▶ Challenge:
Write every record out again exactly as given.

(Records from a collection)
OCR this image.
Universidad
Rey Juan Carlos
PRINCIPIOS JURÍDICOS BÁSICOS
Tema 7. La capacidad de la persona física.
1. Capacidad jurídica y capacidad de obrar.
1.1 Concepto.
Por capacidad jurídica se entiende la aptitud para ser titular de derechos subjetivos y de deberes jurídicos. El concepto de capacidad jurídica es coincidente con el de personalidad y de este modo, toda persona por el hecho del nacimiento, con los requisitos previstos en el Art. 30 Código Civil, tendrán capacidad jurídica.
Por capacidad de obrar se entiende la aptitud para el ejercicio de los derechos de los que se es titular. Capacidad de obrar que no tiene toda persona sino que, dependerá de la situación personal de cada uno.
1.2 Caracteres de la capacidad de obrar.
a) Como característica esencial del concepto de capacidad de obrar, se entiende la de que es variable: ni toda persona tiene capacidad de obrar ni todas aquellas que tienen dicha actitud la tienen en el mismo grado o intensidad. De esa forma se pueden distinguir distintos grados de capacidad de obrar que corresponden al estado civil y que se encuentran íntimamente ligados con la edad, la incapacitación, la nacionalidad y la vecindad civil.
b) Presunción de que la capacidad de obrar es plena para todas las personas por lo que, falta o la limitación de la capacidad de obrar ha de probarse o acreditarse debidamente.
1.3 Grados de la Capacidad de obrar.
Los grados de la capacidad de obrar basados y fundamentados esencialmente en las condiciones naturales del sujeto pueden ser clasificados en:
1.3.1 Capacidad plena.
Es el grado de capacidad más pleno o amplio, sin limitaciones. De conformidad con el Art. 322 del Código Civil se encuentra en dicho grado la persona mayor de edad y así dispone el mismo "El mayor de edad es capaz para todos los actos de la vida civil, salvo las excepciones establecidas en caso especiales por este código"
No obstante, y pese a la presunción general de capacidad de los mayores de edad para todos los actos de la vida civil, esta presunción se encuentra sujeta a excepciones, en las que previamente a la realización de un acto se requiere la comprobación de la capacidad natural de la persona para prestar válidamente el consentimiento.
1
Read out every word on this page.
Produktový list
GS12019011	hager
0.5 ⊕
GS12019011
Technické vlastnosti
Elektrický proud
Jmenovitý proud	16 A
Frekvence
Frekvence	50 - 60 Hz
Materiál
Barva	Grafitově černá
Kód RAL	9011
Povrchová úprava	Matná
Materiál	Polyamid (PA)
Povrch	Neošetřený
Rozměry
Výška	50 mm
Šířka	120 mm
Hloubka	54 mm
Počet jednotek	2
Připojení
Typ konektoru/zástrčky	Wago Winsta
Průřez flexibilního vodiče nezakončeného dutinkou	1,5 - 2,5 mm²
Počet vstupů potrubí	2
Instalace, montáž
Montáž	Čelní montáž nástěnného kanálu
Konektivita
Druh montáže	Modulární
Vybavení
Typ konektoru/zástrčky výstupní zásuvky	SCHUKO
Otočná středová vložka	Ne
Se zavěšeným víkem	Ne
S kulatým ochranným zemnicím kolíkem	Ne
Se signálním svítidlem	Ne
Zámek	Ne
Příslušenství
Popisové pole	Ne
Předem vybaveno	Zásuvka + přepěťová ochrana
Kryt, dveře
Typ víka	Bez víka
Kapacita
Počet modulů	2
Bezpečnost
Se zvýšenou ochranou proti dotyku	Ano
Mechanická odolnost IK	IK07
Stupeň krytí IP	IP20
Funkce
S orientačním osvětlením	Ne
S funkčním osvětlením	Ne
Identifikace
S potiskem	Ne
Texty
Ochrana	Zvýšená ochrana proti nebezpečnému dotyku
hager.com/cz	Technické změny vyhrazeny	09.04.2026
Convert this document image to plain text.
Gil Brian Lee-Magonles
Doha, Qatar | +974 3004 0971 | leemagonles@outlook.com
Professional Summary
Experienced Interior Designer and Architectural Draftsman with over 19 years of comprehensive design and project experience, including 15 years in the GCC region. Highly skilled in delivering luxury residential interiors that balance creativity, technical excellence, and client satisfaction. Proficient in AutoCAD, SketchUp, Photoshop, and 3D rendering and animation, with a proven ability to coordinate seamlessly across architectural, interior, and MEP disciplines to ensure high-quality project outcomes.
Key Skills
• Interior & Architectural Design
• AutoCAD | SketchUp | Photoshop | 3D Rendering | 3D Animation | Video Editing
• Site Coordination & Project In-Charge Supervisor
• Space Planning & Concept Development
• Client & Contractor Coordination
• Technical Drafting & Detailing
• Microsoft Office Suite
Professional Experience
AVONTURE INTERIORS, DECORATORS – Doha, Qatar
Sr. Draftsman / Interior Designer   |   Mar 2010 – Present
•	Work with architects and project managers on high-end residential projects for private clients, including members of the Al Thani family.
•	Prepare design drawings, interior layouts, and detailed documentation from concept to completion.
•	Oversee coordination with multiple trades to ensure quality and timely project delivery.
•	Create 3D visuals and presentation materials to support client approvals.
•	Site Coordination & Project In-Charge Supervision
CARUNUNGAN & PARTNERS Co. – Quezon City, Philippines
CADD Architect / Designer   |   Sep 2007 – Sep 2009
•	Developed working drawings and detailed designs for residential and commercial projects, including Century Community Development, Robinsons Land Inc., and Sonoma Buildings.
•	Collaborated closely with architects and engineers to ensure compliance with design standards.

▶ Solution for this exercise:
OCR this image.
Universidad
Rey Juan Carlos
PRINCIPIOS JURÍDICOS BÁSICOS
Tema 7. La capacidad de la persona física.
1. Capacidad jurídica y capacidad de obrar.
1.1 Concepto.
Por capacidad jurídica se entiende la aptitud para ser titular de derechos subjetivos y de deberes jurídicos. El concepto de capacidad jurídica es coincidente con el de personalidad y de este modo, toda persona por el hecho del nacimiento, con los requisitos previstos en el Art. 30 Código Civil, tendrán capacidad jurídica.
Por capacidad de obrar se entiende la aptitud para el ejercicio de los derechos de los que se es titular. Capacidad de obrar que no tiene toda persona sino que, dependerá de la situación personal de cada uno.
1.2 Caracteres de la capacidad de obrar.
a) Como característica esencial del concepto de capacidad de obrar, se entiende la de que es variable: ni toda persona tiene capacidad de obrar ni todas aquellas que tienen dicha actitud la tienen en el mismo grado o intensidad. De esa forma se pueden distinguir distintos grados de capacidad de obrar que corresponden al estado civil y que se encuentran íntimamente ligados con la edad, la incapacitación, la nacionalidad y la vecindad civil.
b) Presunción de que la capacidad de obrar es plena para todas las personas por lo que, falta o la limitación de la capacidad de obrar ha de probarse o acreditarse debidamente.
1.3 Grados de la Capacidad de obrar.
Los grados de la capacidad de obrar basados y fundamentados esencialmente en las condiciones naturales del sujeto pueden ser clasificados en:
1.3.1 Capacidad plena.
Es el grado de capacidad más pleno o amplio, sin limitaciones. De conformidad con el Art. 322 del Código Civil se encuentra en dicho grado la persona mayor de edad y así dispone el mismo "El mayor de edad es capaz para todos los actos de la vida civil, salvo las excepciones establecidas en caso especiales por este código"
No obstante, y pese a la presunción general de capacidad de los mayores de edad para todos los actos de la vida civil, esta presunción se encuentra sujeta a excepciones, en las que previamente a la realización de un acto se requiere la comprobación de la capacidad natural de la persona para prestar válidamente el consentimiento.
1
Read out every word on this page.
Produktový list
GS12019011	hager
0.5 ⊕
GS12019011
Technické vlastnosti
Elektrický proud
Jmenovitý proud	16 A
Frekvence
Frekvence	50 - 60 Hz
Materiál
Barva	Grafitově černá
Kód RAL	9011
Povrchová úprava	Matná
Materiál	Polyamid (PA)
Povrch	Neošetřený
Rozměry
Výška	50 mm
Šířka	120 mm
Hloubka	54 mm
Počet jednotek	2
Připojení
Typ konektoru/zástrčky	Wago Winsta
Průřez flexibilního vodiče nezakončeného dutinkou	1,5 - 2,5 mm²
Počet vstupů potrubí	2
Instalace, montáž
Montáž	Čelní montáž nástěnného kanálu
Konektivita
Druh montáže	Modulární
Vybavení
Typ konektoru/zástrčky výstupní zásuvky	SCHUKO
Otočná středová vložka	Ne
Se zavěšeným víkem	Ne
S kulatým ochranným zemnicím kolíkem	Ne
Se signálním svítidlem	Ne
Zámek	Ne
Příslušenství
Popisové pole	Ne
Předem vybaveno	Zásuvka + přepěťová ochrana
Kryt, dveře
Typ víka	Bez víka
Kapacita
Počet modulů	2
Bezpečnost
Se zvýšenou ochranou proti dotyku	Ano
Mechanická odolnost IK	IK07
Stupeň krytí IP	IP20
Funkce
S orientačním osvětlením	Ne
S funkčním osvětlením	Ne
Identifikace
S potiskem	Ne
Texty
Ochrana	Zvýšená ochrana proti nebezpečnému dotyku
hager.com/cz	Technické změny vyhrazeny	09.04.2026
Convert this document image to plain text.
Gil Brian Lee-Magonles
Doha, Qatar | +974 3004 0971 | leemagonles@outlook.com
Professional Summary
Experienced Interior Designer and Architectural Draftsman with over 19 years of comprehensive design and project experience, including 15 years in the GCC region. Highly skilled in delivering luxury residential interiors that balance creativity, technical excellence, and client satisfaction. Proficient in AutoCAD, SketchUp, Photoshop, and 3D rendering and animation, with a proven ability to coordinate seamlessly across architectural, interior, and MEP disciplines to ensure high-quality project outcomes.
Key Skills
• Interior & Architectural Design
• AutoCAD | SketchUp | Photoshop | 3D Rendering | 3D Animation | Video Editing
• Site Coordination & Project In-Charge Supervisor
• Space Planning & Concept Development
• Client & Contractor Coordination
• Technical Drafting & Detailing
• Microsoft Office Suite
Professional Experience
AVONTURE INTERIORS, DECORATORS – Doha, Qatar
Sr. Draftsman / Interior Designer   |   Mar 2010 – Present
•	Work with architects and project managers on high-end residential projects for private clients, including members of the Al Thani family.
•	Prepare design drawings, interior layouts, and detailed documentation from concept to completion.
•	Oversee coordination with multiple trades to ensure quality and timely project delivery.
•	Create 3D visuals and presentation materials to support client approvals.
•	Site Coordination & Project In-Charge Supervision
CARUNUNGAN & PARTNERS Co. – Quezon City, Philippines
CADD Architect / Designer   |   Sep 2007 – Sep 2009
•	Developed working drawings and detailed designs for residential and commercial projects, including Century Community Development, Robinsons Land Inc., and Sonoma Buildings.
•	Collaborated closely with architects and engineers to ensure compliance with design standards.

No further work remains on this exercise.